WHAT THIS TASK INVOLVES: Exactly as they appear, output all of the records. Skip any images.

DATASET:
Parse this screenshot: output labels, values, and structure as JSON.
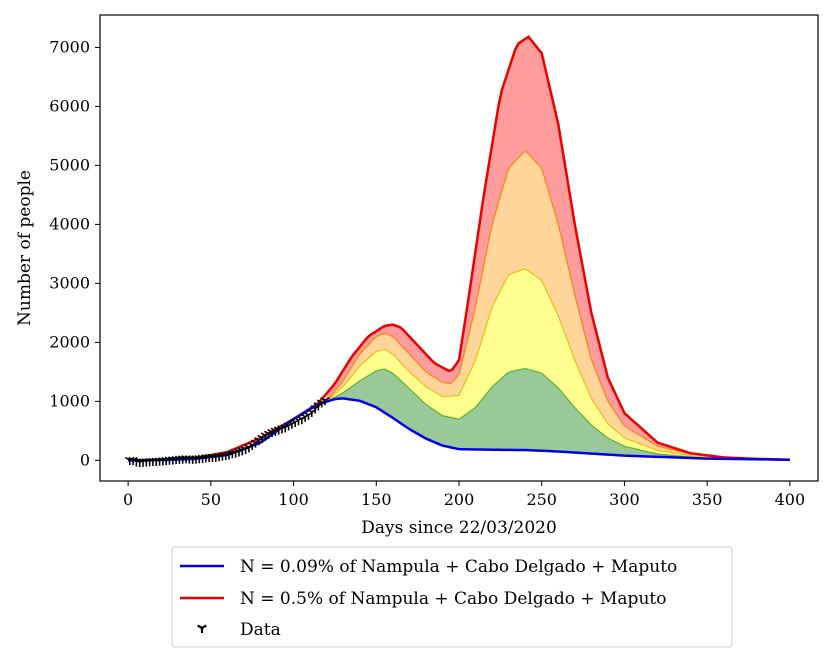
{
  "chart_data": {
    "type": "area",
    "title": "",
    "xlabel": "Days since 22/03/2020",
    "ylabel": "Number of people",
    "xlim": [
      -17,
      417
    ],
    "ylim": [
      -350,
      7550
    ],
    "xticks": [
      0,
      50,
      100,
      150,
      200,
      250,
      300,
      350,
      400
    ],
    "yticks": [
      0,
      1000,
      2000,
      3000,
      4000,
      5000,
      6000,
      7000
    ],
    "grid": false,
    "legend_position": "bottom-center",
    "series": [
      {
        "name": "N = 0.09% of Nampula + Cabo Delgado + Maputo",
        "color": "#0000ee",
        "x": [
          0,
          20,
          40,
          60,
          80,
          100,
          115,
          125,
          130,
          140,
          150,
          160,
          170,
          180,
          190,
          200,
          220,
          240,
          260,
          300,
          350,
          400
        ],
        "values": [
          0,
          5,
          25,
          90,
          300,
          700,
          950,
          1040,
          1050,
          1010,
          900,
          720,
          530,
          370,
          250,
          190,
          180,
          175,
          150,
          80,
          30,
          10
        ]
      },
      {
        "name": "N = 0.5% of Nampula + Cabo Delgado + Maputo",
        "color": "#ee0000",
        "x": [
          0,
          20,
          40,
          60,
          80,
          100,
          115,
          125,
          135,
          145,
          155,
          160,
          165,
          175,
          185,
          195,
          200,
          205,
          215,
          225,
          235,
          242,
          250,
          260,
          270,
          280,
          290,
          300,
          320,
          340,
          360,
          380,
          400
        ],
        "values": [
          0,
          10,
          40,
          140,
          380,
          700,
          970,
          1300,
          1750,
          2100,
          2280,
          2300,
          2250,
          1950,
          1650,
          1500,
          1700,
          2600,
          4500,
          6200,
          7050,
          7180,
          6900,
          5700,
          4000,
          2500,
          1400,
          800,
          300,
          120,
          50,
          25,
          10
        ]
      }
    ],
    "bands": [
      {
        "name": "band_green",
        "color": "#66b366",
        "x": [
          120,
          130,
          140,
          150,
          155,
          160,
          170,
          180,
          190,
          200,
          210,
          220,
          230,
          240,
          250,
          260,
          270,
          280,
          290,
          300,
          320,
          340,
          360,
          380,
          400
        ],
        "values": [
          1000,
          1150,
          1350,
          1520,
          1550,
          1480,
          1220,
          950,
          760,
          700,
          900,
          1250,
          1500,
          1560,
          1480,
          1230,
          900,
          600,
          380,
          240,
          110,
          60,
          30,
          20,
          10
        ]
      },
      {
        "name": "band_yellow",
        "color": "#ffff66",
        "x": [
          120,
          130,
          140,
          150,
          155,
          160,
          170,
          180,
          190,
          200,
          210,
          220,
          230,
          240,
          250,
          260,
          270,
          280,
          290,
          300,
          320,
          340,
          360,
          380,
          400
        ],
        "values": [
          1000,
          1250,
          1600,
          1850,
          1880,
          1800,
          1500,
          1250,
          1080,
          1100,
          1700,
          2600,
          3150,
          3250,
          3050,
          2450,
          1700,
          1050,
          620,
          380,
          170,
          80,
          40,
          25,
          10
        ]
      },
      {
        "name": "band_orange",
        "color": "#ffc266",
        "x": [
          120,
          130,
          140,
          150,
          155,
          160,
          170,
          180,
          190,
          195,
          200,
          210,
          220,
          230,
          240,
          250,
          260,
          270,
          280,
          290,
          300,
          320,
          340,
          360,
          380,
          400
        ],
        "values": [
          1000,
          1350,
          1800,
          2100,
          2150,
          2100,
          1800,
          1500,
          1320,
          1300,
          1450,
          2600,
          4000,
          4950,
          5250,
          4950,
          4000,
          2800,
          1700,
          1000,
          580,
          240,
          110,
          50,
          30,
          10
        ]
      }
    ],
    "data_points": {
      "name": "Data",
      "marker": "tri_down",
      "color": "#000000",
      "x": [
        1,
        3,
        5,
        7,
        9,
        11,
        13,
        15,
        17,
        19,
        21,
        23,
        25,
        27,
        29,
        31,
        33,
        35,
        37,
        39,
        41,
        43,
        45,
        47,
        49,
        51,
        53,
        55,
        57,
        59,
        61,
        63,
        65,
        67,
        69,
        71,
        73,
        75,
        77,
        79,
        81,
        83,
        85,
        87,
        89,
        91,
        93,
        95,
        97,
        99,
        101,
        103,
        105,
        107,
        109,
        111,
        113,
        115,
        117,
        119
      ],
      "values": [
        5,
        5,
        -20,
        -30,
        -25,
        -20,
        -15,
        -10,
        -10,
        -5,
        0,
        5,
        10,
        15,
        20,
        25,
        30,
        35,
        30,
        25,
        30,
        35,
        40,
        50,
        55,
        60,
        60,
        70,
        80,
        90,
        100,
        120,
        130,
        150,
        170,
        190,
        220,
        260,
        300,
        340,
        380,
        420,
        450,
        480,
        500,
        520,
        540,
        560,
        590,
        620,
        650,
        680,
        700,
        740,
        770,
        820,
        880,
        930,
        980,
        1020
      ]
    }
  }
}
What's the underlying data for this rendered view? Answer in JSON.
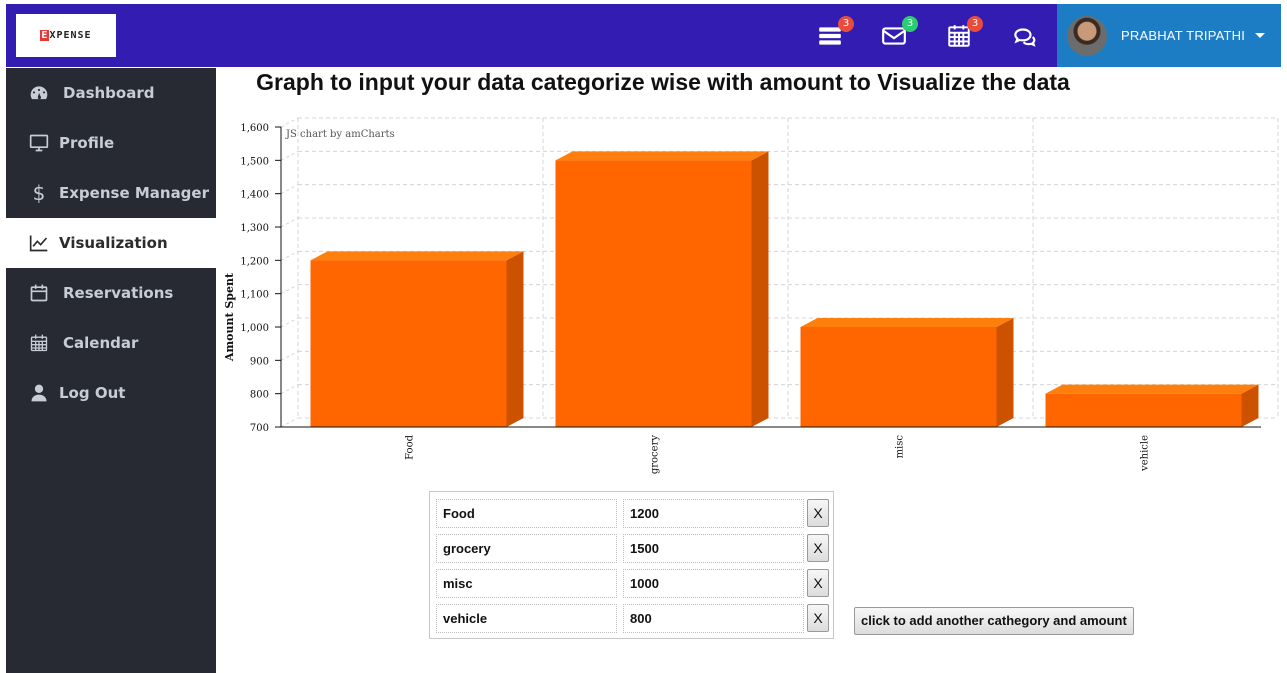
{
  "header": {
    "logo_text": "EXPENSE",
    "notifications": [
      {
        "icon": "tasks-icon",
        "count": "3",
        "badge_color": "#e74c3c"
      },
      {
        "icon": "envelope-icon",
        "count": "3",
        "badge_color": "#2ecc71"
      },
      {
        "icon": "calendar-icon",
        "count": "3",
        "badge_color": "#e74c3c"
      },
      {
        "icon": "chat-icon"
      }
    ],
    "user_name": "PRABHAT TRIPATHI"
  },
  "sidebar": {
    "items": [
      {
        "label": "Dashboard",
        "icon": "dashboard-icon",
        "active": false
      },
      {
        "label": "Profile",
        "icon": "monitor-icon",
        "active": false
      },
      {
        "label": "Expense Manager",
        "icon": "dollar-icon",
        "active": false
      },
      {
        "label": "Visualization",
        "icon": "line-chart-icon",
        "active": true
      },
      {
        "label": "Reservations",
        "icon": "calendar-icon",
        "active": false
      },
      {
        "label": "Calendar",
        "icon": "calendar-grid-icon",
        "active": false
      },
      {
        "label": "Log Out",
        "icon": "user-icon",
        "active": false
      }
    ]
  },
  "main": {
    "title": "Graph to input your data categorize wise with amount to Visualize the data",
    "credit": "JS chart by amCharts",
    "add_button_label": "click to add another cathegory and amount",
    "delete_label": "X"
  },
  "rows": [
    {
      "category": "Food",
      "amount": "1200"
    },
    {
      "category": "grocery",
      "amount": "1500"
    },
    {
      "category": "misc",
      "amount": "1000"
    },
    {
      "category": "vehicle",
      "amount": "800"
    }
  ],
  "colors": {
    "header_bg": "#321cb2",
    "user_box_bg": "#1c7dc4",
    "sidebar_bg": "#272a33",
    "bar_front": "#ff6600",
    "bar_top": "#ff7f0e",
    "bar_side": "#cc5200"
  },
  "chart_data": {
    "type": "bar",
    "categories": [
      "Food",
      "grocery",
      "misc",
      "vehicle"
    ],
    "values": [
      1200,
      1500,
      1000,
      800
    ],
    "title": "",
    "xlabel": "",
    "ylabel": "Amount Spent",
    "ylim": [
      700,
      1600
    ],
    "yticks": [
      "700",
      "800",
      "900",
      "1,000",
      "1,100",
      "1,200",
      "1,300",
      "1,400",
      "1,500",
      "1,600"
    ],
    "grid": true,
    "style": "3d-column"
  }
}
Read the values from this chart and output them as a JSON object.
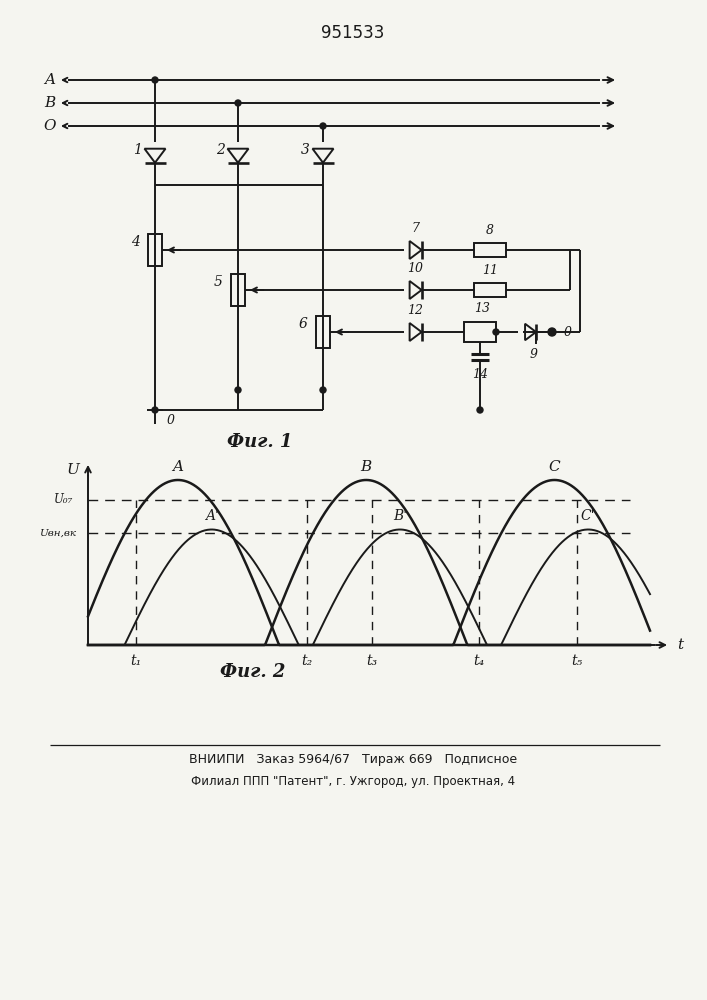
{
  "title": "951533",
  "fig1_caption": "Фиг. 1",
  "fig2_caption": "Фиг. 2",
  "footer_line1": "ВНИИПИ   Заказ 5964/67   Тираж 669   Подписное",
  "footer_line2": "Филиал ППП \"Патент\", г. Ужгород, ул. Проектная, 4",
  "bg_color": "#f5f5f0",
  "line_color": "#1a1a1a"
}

FULL RESPONSE:
Parse this screenshot: output labels, values, and structure as JSON.
{
  "chart_data": {
    "type": "area",
    "title": "",
    "xlabel": "Days since 22/03/2020",
    "ylabel": "Number of people",
    "xlim": [
      -17,
      417
    ],
    "ylim": [
      -350,
      7550
    ],
    "xticks": [
      0,
      50,
      100,
      150,
      200,
      250,
      300,
      350,
      400
    ],
    "yticks": [
      0,
      1000,
      2000,
      3000,
      4000,
      5000,
      6000,
      7000
    ],
    "grid": false,
    "legend_position": "bottom-center",
    "series": [
      {
        "name": "N = 0.09% of Nampula + Cabo Delgado + Maputo",
        "color": "#0000ee",
        "x": [
          0,
          20,
          40,
          60,
          80,
          100,
          115,
          125,
          130,
          140,
          150,
          160,
          170,
          180,
          190,
          200,
          220,
          240,
          260,
          300,
          350,
          400
        ],
        "values": [
          0,
          5,
          25,
          90,
          300,
          700,
          950,
          1040,
          1050,
          1010,
          900,
          720,
          530,
          370,
          250,
          190,
          180,
          175,
          150,
          80,
          30,
          10
        ]
      },
      {
        "name": "N = 0.5% of Nampula + Cabo Delgado + Maputo",
        "color": "#ee0000",
        "x": [
          0,
          20,
          40,
          60,
          80,
          100,
          115,
          125,
          135,
          145,
          155,
          160,
          165,
          175,
          185,
          195,
          200,
          205,
          215,
          225,
          235,
          242,
          250,
          260,
          270,
          280,
          290,
          300,
          320,
          340,
          360,
          380,
          400
        ],
        "values": [
          0,
          10,
          40,
          140,
          380,
          700,
          970,
          1300,
          1750,
          2100,
          2280,
          2300,
          2250,
          1950,
          1650,
          1500,
          1700,
          2600,
          4500,
          6200,
          7050,
          7180,
          6900,
          5700,
          4000,
          2500,
          1400,
          800,
          300,
          120,
          50,
          25,
          10
        ]
      }
    ],
    "bands": [
      {
        "name": "band_green",
        "color": "#66b366",
        "x": [
          120,
          130,
          140,
          150,
          155,
          160,
          170,
          180,
          190,
          200,
          210,
          220,
          230,
          240,
          250,
          260,
          270,
          280,
          290,
          300,
          320,
          340,
          360,
          380,
          400
        ],
        "values": [
          1000,
          1150,
          1350,
          1520,
          1550,
          1480,
          1220,
          950,
          760,
          700,
          900,
          1250,
          1500,
          1560,
          1480,
          1230,
          900,
          600,
          380,
          240,
          110,
          60,
          30,
          20,
          10
        ]
      },
      {
        "name": "band_yellow",
        "color": "#ffff66",
        "x": [
          120,
          130,
          140,
          150,
          155,
          160,
          170,
          180,
          190,
          200,
          210,
          220,
          230,
          240,
          250,
          260,
          270,
          280,
          290,
          300,
          320,
          340,
          360,
          380,
          400
        ],
        "values": [
          1000,
          1250,
          1600,
          1850,
          1880,
          1800,
          1500,
          1250,
          1080,
          1100,
          1700,
          2600,
          3150,
          3250,
          3050,
          2450,
          1700,
          1050,
          620,
          380,
          170,
          80,
          40,
          25,
          10
        ]
      },
      {
        "name": "band_orange",
        "color": "#ffc266",
        "x": [
          120,
          130,
          140,
          150,
          155,
          160,
          170,
          180,
          190,
          195,
          200,
          210,
          220,
          230,
          240,
          250,
          260,
          270,
          280,
          290,
          300,
          320,
          340,
          360,
          380,
          400
        ],
        "values": [
          1000,
          1350,
          1800,
          2100,
          2150,
          2100,
          1800,
          1500,
          1320,
          1300,
          1450,
          2600,
          4000,
          4950,
          5250,
          4950,
          4000,
          2800,
          1700,
          1000,
          580,
          240,
          110,
          50,
          30,
          10
        ]
      }
    ],
    "data_points": {
      "name": "Data",
      "marker": "tri_down",
      "color": "#000000",
      "x": [
        1,
        3,
        5,
        7,
        9,
        11,
        13,
        15,
        17,
        19,
        21,
        23,
        25,
        27,
        29,
        31,
        33,
        35,
        37,
        39,
        41,
        43,
        45,
        47,
        49,
        51,
        53,
        55,
        57,
        59,
        61,
        63,
        65,
        67,
        69,
        71,
        73,
        75,
        77,
        79,
        81,
        83,
        85,
        87,
        89,
        91,
        93,
        95,
        97,
        99,
        101,
        103,
        105,
        107,
        109,
        111,
        113,
        115,
        117,
        119
      ],
      "values": [
        5,
        5,
        -20,
        -30,
        -25,
        -20,
        -15,
        -10,
        -10,
        -5,
        0,
        5,
        10,
        15,
        20,
        25,
        30,
        35,
        30,
        25,
        30,
        35,
        40,
        50,
        55,
        60,
        60,
        70,
        80,
        90,
        100,
        120,
        130,
        150,
        170,
        190,
        220,
        260,
        300,
        340,
        380,
        420,
        450,
        480,
        500,
        520,
        540,
        560,
        590,
        620,
        650,
        680,
        700,
        740,
        770,
        820,
        880,
        930,
        980,
        1020
      ]
    }
  }
}
What's the underlying data for this rendered view? Answer in JSON.
{
  "header": {
    "logo_text": "EXPENSE",
    "notifications": [
      {
        "icon": "tasks-icon",
        "count": "3",
        "badge_color": "#e74c3c"
      },
      {
        "icon": "envelope-icon",
        "count": "3",
        "badge_color": "#2ecc71"
      },
      {
        "icon": "calendar-icon",
        "count": "3",
        "badge_color": "#e74c3c"
      },
      {
        "icon": "chat-icon"
      }
    ],
    "user_name": "PRABHAT TRIPATHI"
  },
  "sidebar": {
    "items": [
      {
        "label": "Dashboard",
        "icon": "dashboard-icon",
        "active": false
      },
      {
        "label": "Profile",
        "icon": "monitor-icon",
        "active": false
      },
      {
        "label": "Expense Manager",
        "icon": "dollar-icon",
        "active": false
      },
      {
        "label": "Visualization",
        "icon": "line-chart-icon",
        "active": true
      },
      {
        "label": "Reservations",
        "icon": "calendar-icon",
        "active": false
      },
      {
        "label": "Calendar",
        "icon": "calendar-grid-icon",
        "active": false
      },
      {
        "label": "Log Out",
        "icon": "user-icon",
        "active": false
      }
    ]
  },
  "main": {
    "title": "Graph to input your data categorize wise with amount to Visualize the data",
    "credit": "JS chart by amCharts",
    "add_button_label": "click to add another cathegory and amount",
    "delete_label": "X"
  },
  "rows": [
    {
      "category": "Food",
      "amount": "1200"
    },
    {
      "category": "grocery",
      "amount": "1500"
    },
    {
      "category": "misc",
      "amount": "1000"
    },
    {
      "category": "vehicle",
      "amount": "800"
    }
  ],
  "colors": {
    "header_bg": "#321cb2",
    "user_box_bg": "#1c7dc4",
    "sidebar_bg": "#272a33",
    "bar_front": "#ff6600",
    "bar_top": "#ff7f0e",
    "bar_side": "#cc5200"
  },
  "chart_data": {
    "type": "bar",
    "categories": [
      "Food",
      "grocery",
      "misc",
      "vehicle"
    ],
    "values": [
      1200,
      1500,
      1000,
      800
    ],
    "title": "",
    "xlabel": "",
    "ylabel": "Amount Spent",
    "ylim": [
      700,
      1600
    ],
    "yticks": [
      "700",
      "800",
      "900",
      "1,000",
      "1,100",
      "1,200",
      "1,300",
      "1,400",
      "1,500",
      "1,600"
    ],
    "grid": true,
    "style": "3d-column"
  }
}
Read the values from this chart and output them as a JSON object.
{
  "title": "951533",
  "fig1_caption": "Фиг. 1",
  "fig2_caption": "Фиг. 2",
  "footer_line1": "ВНИИПИ   Заказ 5964/67   Тираж 669   Подписное",
  "footer_line2": "Филиал ППП \"Патент\", г. Ужгород, ул. Проектная, 4",
  "bg_color": "#f5f5f0",
  "line_color": "#1a1a1a"
}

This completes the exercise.